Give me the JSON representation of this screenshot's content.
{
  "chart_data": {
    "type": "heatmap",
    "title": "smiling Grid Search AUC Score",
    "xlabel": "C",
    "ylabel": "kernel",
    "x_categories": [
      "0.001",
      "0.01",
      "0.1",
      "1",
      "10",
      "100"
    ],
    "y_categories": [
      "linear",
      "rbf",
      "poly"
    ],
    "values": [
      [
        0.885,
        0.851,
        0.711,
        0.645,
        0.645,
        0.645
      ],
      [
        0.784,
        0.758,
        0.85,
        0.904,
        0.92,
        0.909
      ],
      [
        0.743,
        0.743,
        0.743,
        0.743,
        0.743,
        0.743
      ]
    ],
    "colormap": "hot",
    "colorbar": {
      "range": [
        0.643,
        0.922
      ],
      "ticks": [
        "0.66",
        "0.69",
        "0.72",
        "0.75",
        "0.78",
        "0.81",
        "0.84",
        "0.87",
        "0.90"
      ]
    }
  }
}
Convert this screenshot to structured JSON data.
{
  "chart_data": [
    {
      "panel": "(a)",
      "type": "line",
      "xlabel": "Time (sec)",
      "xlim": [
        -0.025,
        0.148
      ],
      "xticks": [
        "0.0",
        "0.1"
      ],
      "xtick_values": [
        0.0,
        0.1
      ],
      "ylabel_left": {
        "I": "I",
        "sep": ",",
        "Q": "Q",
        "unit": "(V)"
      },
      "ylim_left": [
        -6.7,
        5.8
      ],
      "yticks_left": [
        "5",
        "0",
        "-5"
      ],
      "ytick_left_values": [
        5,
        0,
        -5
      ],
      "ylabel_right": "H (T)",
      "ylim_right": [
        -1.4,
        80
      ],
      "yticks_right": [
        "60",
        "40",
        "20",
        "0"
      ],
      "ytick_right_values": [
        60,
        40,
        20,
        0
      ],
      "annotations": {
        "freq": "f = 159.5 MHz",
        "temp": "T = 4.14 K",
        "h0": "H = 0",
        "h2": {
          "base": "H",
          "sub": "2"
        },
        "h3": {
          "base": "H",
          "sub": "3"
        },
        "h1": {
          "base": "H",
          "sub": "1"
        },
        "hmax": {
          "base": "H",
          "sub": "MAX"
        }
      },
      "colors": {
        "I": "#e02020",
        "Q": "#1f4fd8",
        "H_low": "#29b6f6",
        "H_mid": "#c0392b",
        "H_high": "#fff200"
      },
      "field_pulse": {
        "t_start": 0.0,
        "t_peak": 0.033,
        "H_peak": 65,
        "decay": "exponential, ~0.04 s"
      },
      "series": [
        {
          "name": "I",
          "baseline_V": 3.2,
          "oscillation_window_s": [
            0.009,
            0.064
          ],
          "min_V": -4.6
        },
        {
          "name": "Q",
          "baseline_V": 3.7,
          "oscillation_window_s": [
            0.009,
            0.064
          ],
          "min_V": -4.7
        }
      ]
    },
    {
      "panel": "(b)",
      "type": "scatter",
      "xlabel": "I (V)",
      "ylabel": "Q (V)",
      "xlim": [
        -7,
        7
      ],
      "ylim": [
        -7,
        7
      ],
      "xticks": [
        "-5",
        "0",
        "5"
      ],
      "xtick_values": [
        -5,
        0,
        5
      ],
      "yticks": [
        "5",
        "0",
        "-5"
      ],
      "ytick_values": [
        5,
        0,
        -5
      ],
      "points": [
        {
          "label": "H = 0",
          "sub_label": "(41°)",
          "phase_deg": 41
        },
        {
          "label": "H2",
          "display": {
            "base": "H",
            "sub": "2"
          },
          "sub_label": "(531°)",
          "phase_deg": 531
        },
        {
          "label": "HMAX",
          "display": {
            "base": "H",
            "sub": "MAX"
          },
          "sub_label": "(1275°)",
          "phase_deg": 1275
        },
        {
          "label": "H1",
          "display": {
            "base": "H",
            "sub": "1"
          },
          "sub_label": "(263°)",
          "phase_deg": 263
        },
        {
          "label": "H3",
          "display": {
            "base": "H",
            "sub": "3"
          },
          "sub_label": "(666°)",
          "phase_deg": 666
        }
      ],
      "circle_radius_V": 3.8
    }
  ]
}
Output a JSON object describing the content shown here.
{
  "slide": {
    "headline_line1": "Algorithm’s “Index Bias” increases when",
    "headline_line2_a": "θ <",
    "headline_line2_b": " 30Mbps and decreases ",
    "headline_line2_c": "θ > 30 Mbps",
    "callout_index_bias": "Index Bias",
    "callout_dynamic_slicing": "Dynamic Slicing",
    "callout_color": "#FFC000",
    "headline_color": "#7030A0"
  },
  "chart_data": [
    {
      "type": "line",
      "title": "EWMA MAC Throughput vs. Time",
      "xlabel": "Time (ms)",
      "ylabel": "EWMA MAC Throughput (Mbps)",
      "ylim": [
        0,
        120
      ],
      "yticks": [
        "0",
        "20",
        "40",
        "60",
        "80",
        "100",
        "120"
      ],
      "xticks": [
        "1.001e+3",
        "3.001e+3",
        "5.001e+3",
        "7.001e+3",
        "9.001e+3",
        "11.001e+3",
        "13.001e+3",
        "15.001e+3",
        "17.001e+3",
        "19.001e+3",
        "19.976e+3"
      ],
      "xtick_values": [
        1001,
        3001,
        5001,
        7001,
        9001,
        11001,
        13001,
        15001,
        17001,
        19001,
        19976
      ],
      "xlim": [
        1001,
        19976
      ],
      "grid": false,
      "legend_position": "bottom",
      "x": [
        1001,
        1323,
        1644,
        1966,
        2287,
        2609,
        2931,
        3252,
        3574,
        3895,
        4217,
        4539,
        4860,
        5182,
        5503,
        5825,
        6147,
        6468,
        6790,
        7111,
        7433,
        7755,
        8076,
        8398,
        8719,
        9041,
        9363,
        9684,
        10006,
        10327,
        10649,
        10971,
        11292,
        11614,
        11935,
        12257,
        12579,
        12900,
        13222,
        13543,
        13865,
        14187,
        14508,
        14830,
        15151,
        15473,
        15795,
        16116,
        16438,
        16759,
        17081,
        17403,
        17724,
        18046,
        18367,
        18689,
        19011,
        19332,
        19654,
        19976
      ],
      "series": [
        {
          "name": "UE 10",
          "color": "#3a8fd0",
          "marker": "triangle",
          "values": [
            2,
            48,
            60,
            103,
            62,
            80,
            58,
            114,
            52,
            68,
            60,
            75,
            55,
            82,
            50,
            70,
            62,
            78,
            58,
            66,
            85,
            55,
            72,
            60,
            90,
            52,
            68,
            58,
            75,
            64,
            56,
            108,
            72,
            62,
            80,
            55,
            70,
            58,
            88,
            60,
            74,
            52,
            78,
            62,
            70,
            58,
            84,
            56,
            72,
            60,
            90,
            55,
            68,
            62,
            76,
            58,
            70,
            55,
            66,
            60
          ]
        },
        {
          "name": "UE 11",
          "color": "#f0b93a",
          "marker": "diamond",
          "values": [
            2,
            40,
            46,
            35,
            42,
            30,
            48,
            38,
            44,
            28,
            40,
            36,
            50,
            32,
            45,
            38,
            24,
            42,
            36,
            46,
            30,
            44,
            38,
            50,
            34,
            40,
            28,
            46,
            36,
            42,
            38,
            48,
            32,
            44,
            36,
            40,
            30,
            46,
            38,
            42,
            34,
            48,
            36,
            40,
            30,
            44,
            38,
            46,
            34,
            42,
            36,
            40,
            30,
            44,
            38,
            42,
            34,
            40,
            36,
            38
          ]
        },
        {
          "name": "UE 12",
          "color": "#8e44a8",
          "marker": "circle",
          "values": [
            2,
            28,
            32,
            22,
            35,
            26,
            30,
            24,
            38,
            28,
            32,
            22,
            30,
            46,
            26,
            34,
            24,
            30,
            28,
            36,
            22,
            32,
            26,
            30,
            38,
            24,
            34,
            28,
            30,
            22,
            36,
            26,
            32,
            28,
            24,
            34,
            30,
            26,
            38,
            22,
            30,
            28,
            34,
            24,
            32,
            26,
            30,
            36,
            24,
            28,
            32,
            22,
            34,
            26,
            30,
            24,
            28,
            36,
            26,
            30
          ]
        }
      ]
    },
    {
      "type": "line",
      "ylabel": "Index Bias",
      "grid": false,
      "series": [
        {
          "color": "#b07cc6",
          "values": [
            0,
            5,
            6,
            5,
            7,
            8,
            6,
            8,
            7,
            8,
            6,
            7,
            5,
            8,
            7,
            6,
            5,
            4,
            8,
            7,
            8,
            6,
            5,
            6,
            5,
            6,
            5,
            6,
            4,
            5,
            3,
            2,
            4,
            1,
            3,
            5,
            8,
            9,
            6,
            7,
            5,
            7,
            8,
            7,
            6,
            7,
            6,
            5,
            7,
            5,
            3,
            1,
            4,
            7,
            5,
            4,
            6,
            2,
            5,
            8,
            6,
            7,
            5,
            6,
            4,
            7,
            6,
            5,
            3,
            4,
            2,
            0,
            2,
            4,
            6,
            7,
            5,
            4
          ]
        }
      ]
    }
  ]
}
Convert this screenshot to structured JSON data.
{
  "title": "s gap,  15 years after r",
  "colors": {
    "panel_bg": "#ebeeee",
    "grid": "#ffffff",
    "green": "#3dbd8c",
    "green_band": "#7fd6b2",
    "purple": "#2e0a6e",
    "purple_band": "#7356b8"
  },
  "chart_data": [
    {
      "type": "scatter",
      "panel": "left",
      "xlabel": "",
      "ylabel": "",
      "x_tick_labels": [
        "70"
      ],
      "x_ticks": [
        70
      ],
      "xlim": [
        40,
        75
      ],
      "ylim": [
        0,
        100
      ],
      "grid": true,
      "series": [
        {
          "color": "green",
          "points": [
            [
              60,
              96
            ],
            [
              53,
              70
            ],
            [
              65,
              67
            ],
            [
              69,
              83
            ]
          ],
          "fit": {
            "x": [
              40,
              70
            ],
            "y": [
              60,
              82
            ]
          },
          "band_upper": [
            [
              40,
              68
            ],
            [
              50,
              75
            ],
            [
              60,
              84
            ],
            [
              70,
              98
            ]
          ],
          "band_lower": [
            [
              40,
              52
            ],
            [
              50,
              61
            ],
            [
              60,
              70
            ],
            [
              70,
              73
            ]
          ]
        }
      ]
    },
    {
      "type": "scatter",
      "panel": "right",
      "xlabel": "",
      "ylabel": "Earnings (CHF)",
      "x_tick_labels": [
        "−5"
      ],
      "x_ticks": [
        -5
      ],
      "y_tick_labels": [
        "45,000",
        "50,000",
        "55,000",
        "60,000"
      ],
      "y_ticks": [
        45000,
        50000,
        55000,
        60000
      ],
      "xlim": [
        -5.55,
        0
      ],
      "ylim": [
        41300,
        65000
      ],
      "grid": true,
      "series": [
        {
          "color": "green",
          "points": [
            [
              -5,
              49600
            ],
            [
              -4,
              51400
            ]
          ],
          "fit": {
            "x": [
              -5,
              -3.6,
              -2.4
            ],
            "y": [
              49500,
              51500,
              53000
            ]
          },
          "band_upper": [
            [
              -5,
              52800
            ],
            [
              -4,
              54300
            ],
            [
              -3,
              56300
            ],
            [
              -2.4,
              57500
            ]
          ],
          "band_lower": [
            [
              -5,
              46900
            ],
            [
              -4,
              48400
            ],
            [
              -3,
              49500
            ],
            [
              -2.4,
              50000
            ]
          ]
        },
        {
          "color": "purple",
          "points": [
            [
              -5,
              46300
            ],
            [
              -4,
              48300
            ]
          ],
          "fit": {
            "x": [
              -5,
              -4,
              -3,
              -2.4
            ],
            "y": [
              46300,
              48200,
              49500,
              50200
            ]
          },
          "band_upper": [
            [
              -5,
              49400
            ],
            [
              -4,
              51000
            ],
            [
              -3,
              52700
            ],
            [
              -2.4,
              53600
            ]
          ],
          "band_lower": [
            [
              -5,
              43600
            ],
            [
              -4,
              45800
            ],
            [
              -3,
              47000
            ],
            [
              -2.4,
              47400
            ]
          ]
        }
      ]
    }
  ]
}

PROMPT> From the listing above, return each line with the word "xlabel".

IN RESPONSE>
    "xlabel": "C",
      "xlabel": "Time (sec)",
      "xlabel": "I (V)",
      "xlabel": "Time (ms)",
      "xlabel": "",
      "xlabel": "",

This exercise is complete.